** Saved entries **
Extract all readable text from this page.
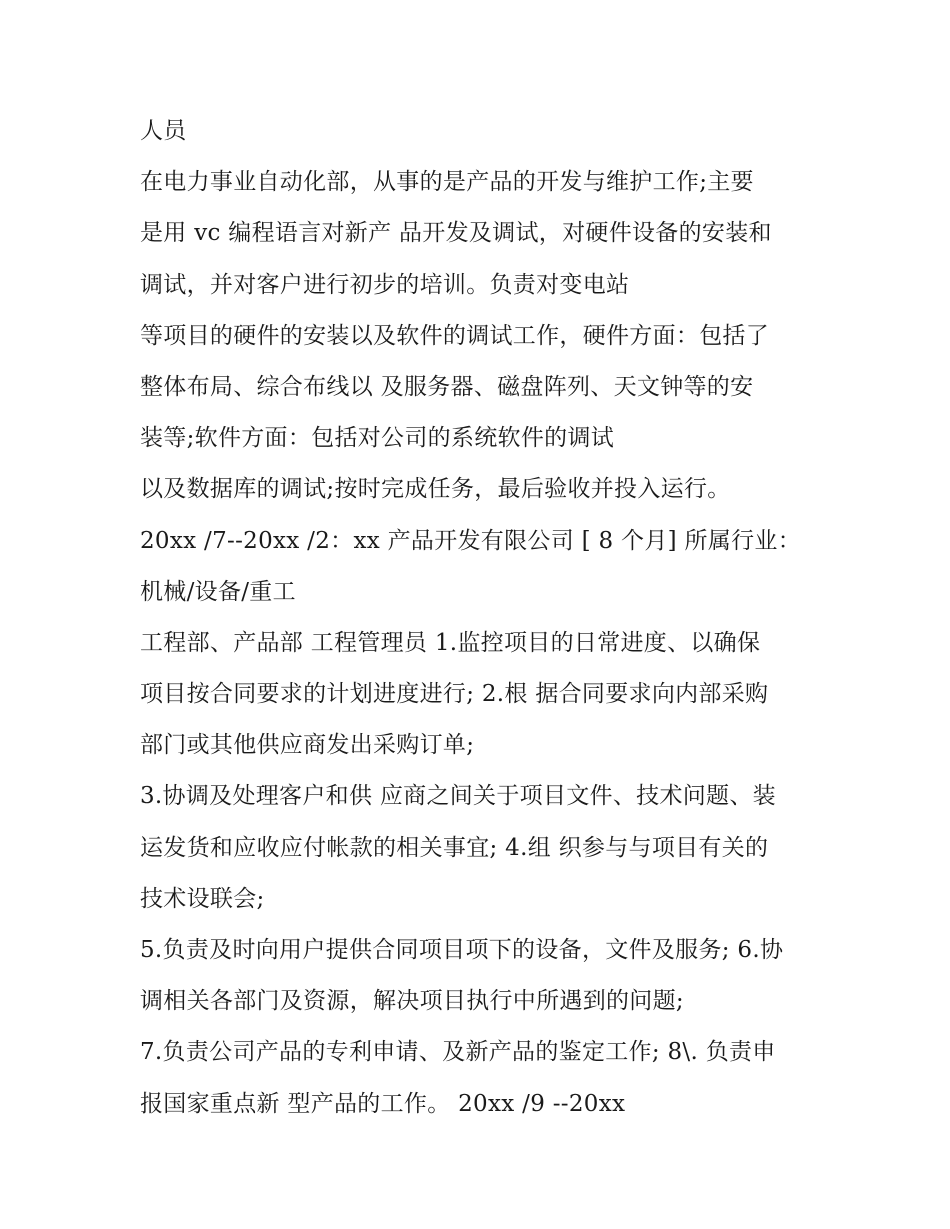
人员
在电力事业自动化部，从事的是产品的开发与维护工作;主要
是用 vc 编程语言对新产 品开发及调试，对硬件设备的安装和
调试，并对客户进行初步的培训。负责对变电站
等项目的硬件的安装以及软件的调试工作，硬件方面：包括了
整体布局、综合布线以 及服务器、磁盘阵列、天文钟等的安
装等;软件方面：包括对公司的系统软件的调试
以及数据库的调试;按时完成任务，最后验收并投入运行。
20xx /7--20xx /2：xx 产品开发有限公司 [ 8 个月] 所属行业：
机械/设备/重工
工程部、产品部 工程管理员 1.监控项目的日常进度、以确保
项目按合同要求的计划进度进行; 2.根 据合同要求向内部采购
部门或其他供应商发出采购订单;
3.协调及处理客户和供 应商之间关于项目文件、技术问题、装
运发货和应收应付帐款的相关事宜; 4.组 织参与与项目有关的
技术设联会;
5.负责及时向用户提供合同项目项下的设备，文件及服务; 6.协
调相关各部门及资源，解决项目执行中所遇到的问题;
7.负责公司产品的专利申请、及新产品的鉴定工作; 8\. 负责申
报国家重点新 型产品的工作。 20xx /9 --20xx
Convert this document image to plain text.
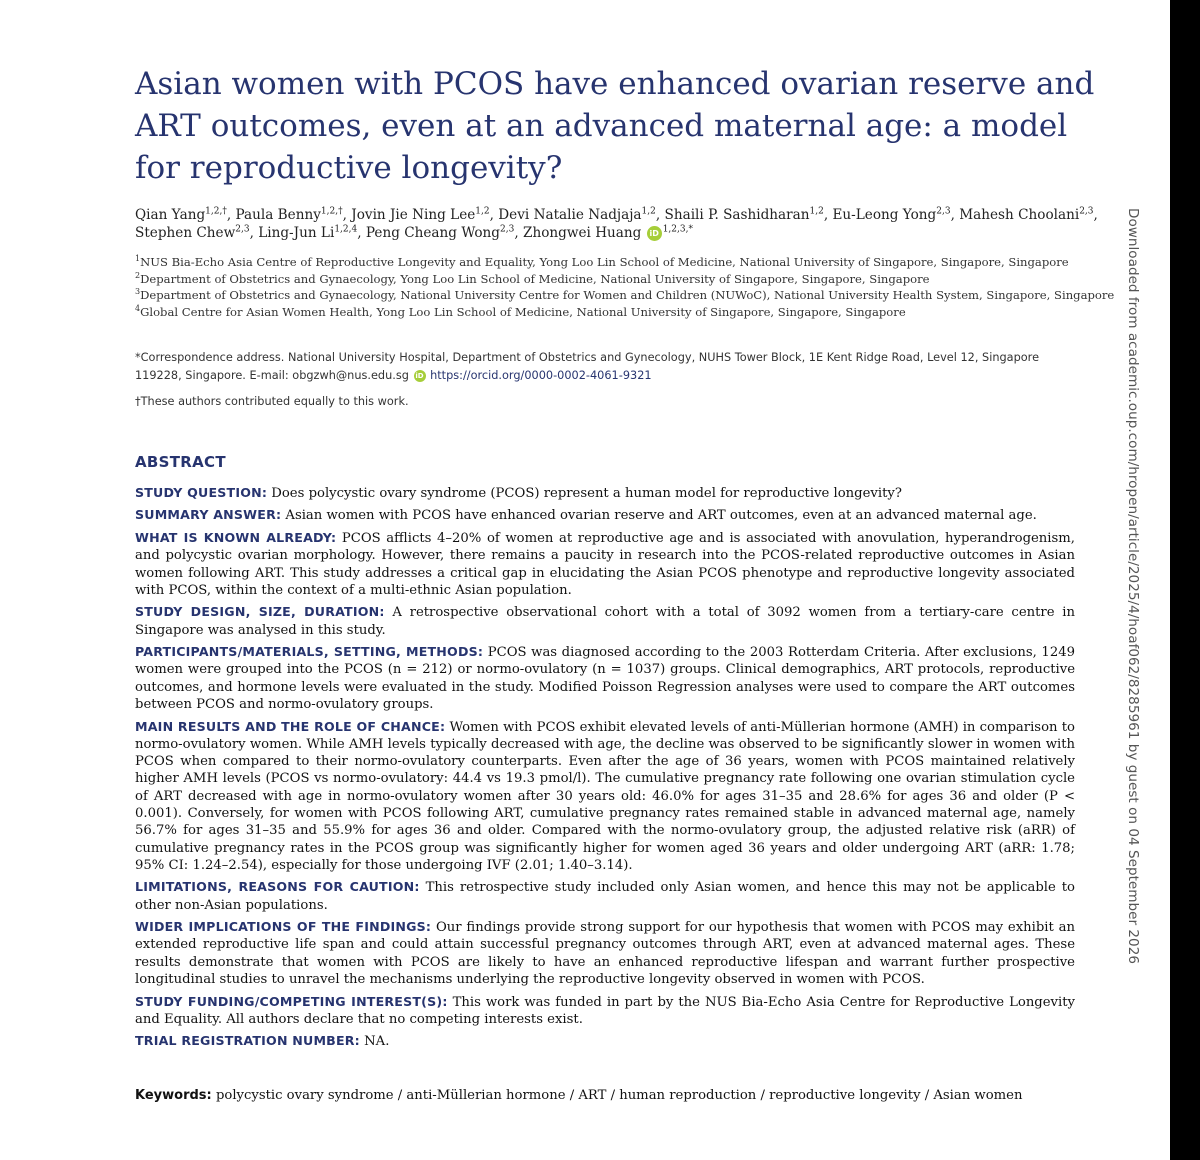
Asian women with PCOS have enhanced ovarian reserve and ART outcomes, even at an advanced maternal age: a model for reproductive longevity?
Qian Yang$^{1,2,\dagger}$, Paula Benny$^{1,2,\dagger}$, Jovin Jie Ning Lee$^{1,2}$, Devi Natalie Nadjaja$^{1,2}$, Shaili P. Sashidharan$^{1,2}$, Eu-Leong Yong$^{2,3}$, Mahesh Choolani$^{2,3}$, Stephen Chew$^{2,3}$, Ling-Jun Li$^{1,2,4}$, Peng Cheang Wong$^{2,3}$, Zhongwei Huang iD $^{1,2,3,*}$
$^1$NUS Bia-Echo Asia Centre of Reproductive Longevity and Equality, Yong Loo Lin School of Medicine, National University of Singapore, Singapore, Singapore
$^2$Department of Obstetrics and Gynaecology, Yong Loo Lin School of Medicine, National University of Singapore, Singapore, Singapore
$^3$Department of Obstetrics and Gynaecology, National University Centre for Women and Children (NUWoC), National University Health System, Singapore, Singapore
$^4$Global Centre for Asian Women Health, Yong Loo Lin School of Medicine, National University of Singapore, Singapore, Singapore
*Correspondence address. National University Hospital, Department of Obstetrics and Gynecology, NUHS Tower Block, 1E Kent Ridge Road, Level 12, Singapore 119228, Singapore. E-mail: obgzwh@nus.edu.sg iD https://orcid.org/0000-0002-4061-9321
†These authors contributed equally to this work.
ABSTRACT

STUDY QUESTION: Does polycystic ovary syndrome (PCOS) represent a human model for reproductive longevity?

SUMMARY ANSWER: Asian women with PCOS have enhanced ovarian reserve and ART outcomes, even at an advanced maternal age.

WHAT IS KNOWN ALREADY: PCOS afflicts 4–20% of women at reproductive age and is associated with anovulation, hyperandrogenism, and polycystic ovarian morphology. However, there remains a paucity in research into the PCOS-related reproductive outcomes in Asian women following ART. This study addresses a critical gap in elucidating the Asian PCOS phenotype and reproductive longevity associated with PCOS, within the context of a multi-ethnic Asian population.

STUDY DESIGN, SIZE, DURATION: A retrospective observational cohort with a total of 3092 women from a tertiary-care centre in Singapore was analysed in this study.

PARTICIPANTS/MATERIALS, SETTING, METHODS: PCOS was diagnosed according to the 2003 Rotterdam Criteria. After exclusions, 1249 women were grouped into the PCOS (n = 212) or normo-ovulatory (n = 1037) groups. Clinical demographics, ART protocols, reproductive outcomes, and hormone levels were evaluated in the study. Modified Poisson Regression analyses were used to compare the ART outcomes between PCOS and normo-ovulatory groups.

MAIN RESULTS AND THE ROLE OF CHANCE: Women with PCOS exhibit elevated levels of anti-Müllerian hormone (AMH) in comparison to normo-ovulatory women. While AMH levels typically decreased with age, the decline was observed to be significantly slower in women with PCOS when compared to their normo-ovulatory counterparts. Even after the age of 36 years, women with PCOS maintained relatively higher AMH levels (PCOS vs normo-ovulatory: 44.4 vs 19.3 pmol/l). The cumulative pregnancy rate following one ovarian stimulation cycle of ART decreased with age in normo-ovulatory women after 30 years old: 46.0% for ages 31–35 and 28.6% for ages 36 and older (P < 0.001). Conversely, for women with PCOS following ART, cumulative pregnancy rates remained stable in advanced maternal age, namely 56.7% for ages 31–35 and 55.9% for ages 36 and older. Compared with the normo-ovulatory group, the adjusted relative risk (aRR) of cumulative pregnancy rates in the PCOS group was significantly higher for women aged 36 years and older undergoing ART (aRR: 1.78; 95% CI: 1.24–2.54), especially for those undergoing IVF (2.01; 1.40–3.14).

LIMITATIONS, REASONS FOR CAUTION: This retrospective study included only Asian women, and hence this may not be applicable to other non-Asian populations.

WIDER IMPLICATIONS OF THE FINDINGS: Our findings provide strong support for our hypothesis that women with PCOS may exhibit an extended reproductive life span and could attain successful pregnancy outcomes through ART, even at advanced maternal ages. These results demonstrate that women with PCOS are likely to have an enhanced reproductive lifespan and warrant further prospective longitudinal studies to unravel the mechanisms underlying the reproductive longevity observed in women with PCOS.

STUDY FUNDING/COMPETING INTEREST(S): This work was funded in part by the NUS Bia-Echo Asia Centre for Reproductive Longevity and Equality. All authors declare that no competing interests exist.

TRIAL REGISTRATION NUMBER: NA.

Keywords: polycystic ovary syndrome / anti-Müllerian hormone / ART / human reproduction / reproductive longevity / Asian women
Downloaded from academic.oup.com/hropen/article/2025/4/hoaf062/8285961 by guest on 04 September 2026
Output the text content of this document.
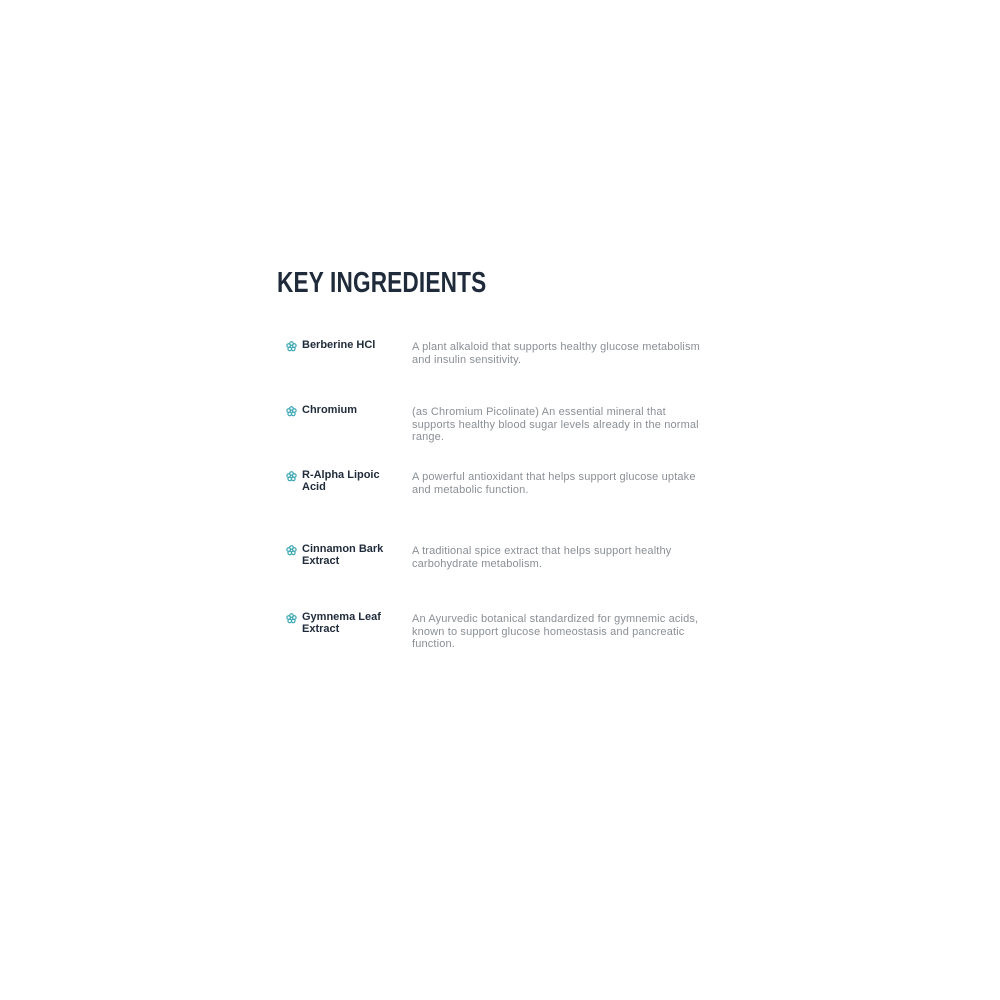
KEY INGREDIENTS
Berberine HCl	A plant alkaloid that supports healthy glucose metabolism and insulin sensitivity.
Chromium	(as Chromium Picolinate) An essential mineral that supports healthy blood sugar levels already in the normal range.
R-Alpha Lipoic Acid
A powerful antioxidant that helps support glucose uptake and metabolic function.
Cinnamon Bark Extract
A traditional spice extract that helps support healthy carbohydrate metabolism.
Gymnema Leaf Extract
An Ayurvedic botanical standardized for gymnemic acids, known to support glucose homeostasis and pancreatic function.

** TASK **
Without the pictures, copy the material exactly as given.

** EXERCISE RESPONSE **
Extract all readable text from this page.
人员
在电力事业自动化部，从事的是产品的开发与维护工作;主要
是用 vc 编程语言对新产 品开发及调试，对硬件设备的安装和
调试，并对客户进行初步的培训。负责对变电站
等项目的硬件的安装以及软件的调试工作，硬件方面：包括了
整体布局、综合布线以 及服务器、磁盘阵列、天文钟等的安
装等;软件方面：包括对公司的系统软件的调试
以及数据库的调试;按时完成任务，最后验收并投入运行。
20xx /7--20xx /2：xx 产品开发有限公司 [ 8 个月] 所属行业：
机械/设备/重工
工程部、产品部 工程管理员 1.监控项目的日常进度、以确保
项目按合同要求的计划进度进行; 2.根 据合同要求向内部采购
部门或其他供应商发出采购订单;
3.协调及处理客户和供 应商之间关于项目文件、技术问题、装
运发货和应收应付帐款的相关事宜; 4.组 织参与与项目有关的
技术设联会;
5.负责及时向用户提供合同项目项下的设备，文件及服务; 6.协
调相关各部门及资源，解决项目执行中所遇到的问题;
7.负责公司产品的专利申请、及新产品的鉴定工作; 8\. 负责申
报国家重点新 型产品的工作。 20xx /9 --20xx
Convert this document image to plain text.
Asian women with PCOS have enhanced ovarian reserve and ART outcomes, even at an advanced maternal age: a model for reproductive longevity?
Qian Yang$^{1,2,\dagger}$, Paula Benny$^{1,2,\dagger}$, Jovin Jie Ning Lee$^{1,2}$, Devi Natalie Nadjaja$^{1,2}$, Shaili P. Sashidharan$^{1,2}$, Eu-Leong Yong$^{2,3}$, Mahesh Choolani$^{2,3}$, Stephen Chew$^{2,3}$, Ling-Jun Li$^{1,2,4}$, Peng Cheang Wong$^{2,3}$, Zhongwei Huang iD $^{1,2,3,*}$
$^1$NUS Bia-Echo Asia Centre of Reproductive Longevity and Equality, Yong Loo Lin School of Medicine, National University of Singapore, Singapore, Singapore
$^2$Department of Obstetrics and Gynaecology, Yong Loo Lin School of Medicine, National University of Singapore, Singapore, Singapore
$^3$Department of Obstetrics and Gynaecology, National University Centre for Women and Children (NUWoC), National University Health System, Singapore, Singapore
$^4$Global Centre for Asian Women Health, Yong Loo Lin School of Medicine, National University of Singapore, Singapore, Singapore
*Correspondence address. National University Hospital, Department of Obstetrics and Gynecology, NUHS Tower Block, 1E Kent Ridge Road, Level 12, Singapore 119228, Singapore. E-mail: obgzwh@nus.edu.sg iD https://orcid.org/0000-0002-4061-9321
†These authors contributed equally to this work.
ABSTRACT

STUDY QUESTION: Does polycystic ovary syndrome (PCOS) represent a human model for reproductive longevity?

SUMMARY ANSWER: Asian women with PCOS have enhanced ovarian reserve and ART outcomes, even at an advanced maternal age.

WHAT IS KNOWN ALREADY: PCOS afflicts 4–20% of women at reproductive age and is associated with anovulation, hyperandrogenism, and polycystic ovarian morphology. However, there remains a paucity in research into the PCOS-related reproductive outcomes in Asian women following ART. This study addresses a critical gap in elucidating the Asian PCOS phenotype and reproductive longevity associated with PCOS, within the context of a multi-ethnic Asian population.

STUDY DESIGN, SIZE, DURATION: A retrospective observational cohort with a total of 3092 women from a tertiary-care centre in Singapore was analysed in this study.

PARTICIPANTS/MATERIALS, SETTING, METHODS: PCOS was diagnosed according to the 2003 Rotterdam Criteria. After exclusions, 1249 women were grouped into the PCOS (n = 212) or normo-ovulatory (n = 1037) groups. Clinical demographics, ART protocols, reproductive outcomes, and hormone levels were evaluated in the study. Modified Poisson Regression analyses were used to compare the ART outcomes between PCOS and normo-ovulatory groups.

MAIN RESULTS AND THE ROLE OF CHANCE: Women with PCOS exhibit elevated levels of anti-Müllerian hormone (AMH) in comparison to normo-ovulatory women. While AMH levels typically decreased with age, the decline was observed to be significantly slower in women with PCOS when compared to their normo-ovulatory counterparts. Even after the age of 36 years, women with PCOS maintained relatively higher AMH levels (PCOS vs normo-ovulatory: 44.4 vs 19.3 pmol/l). The cumulative pregnancy rate following one ovarian stimulation cycle of ART decreased with age in normo-ovulatory women after 30 years old: 46.0% for ages 31–35 and 28.6% for ages 36 and older (P < 0.001). Conversely, for women with PCOS following ART, cumulative pregnancy rates remained stable in advanced maternal age, namely 56.7% for ages 31–35 and 55.9% for ages 36 and older. Compared with the normo-ovulatory group, the adjusted relative risk (aRR) of cumulative pregnancy rates in the PCOS group was significantly higher for women aged 36 years and older undergoing ART (aRR: 1.78; 95% CI: 1.24–2.54), especially for those undergoing IVF (2.01; 1.40–3.14).

LIMITATIONS, REASONS FOR CAUTION: This retrospective study included only Asian women, and hence this may not be applicable to other non-Asian populations.

WIDER IMPLICATIONS OF THE FINDINGS: Our findings provide strong support for our hypothesis that women with PCOS may exhibit an extended reproductive life span and could attain successful pregnancy outcomes through ART, even at advanced maternal ages. These results demonstrate that women with PCOS are likely to have an enhanced reproductive lifespan and warrant further prospective longitudinal studies to unravel the mechanisms underlying the reproductive longevity observed in women with PCOS.

STUDY FUNDING/COMPETING INTEREST(S): This work was funded in part by the NUS Bia-Echo Asia Centre for Reproductive Longevity and Equality. All authors declare that no competing interests exist.

TRIAL REGISTRATION NUMBER: NA.

Keywords: polycystic ovary syndrome / anti-Müllerian hormone / ART / human reproduction / reproductive longevity / Asian women
Downloaded from academic.oup.com/hropen/article/2025/4/hoaf062/8285961 by guest on 04 September 2026
Output the text content of this document.
KEY INGREDIENTS
Berberine HCl	A plant alkaloid that supports healthy glucose metabolism and insulin sensitivity.
Chromium	(as Chromium Picolinate) An essential mineral that supports healthy blood sugar levels already in the normal range.
R-Alpha Lipoic Acid
A powerful antioxidant that helps support glucose uptake and metabolic function.
Cinnamon Bark Extract
A traditional spice extract that helps support healthy carbohydrate metabolism.
Gymnema Leaf Extract
An Ayurvedic botanical standardized for gymnemic acids, known to support glucose homeostasis and pancreatic function.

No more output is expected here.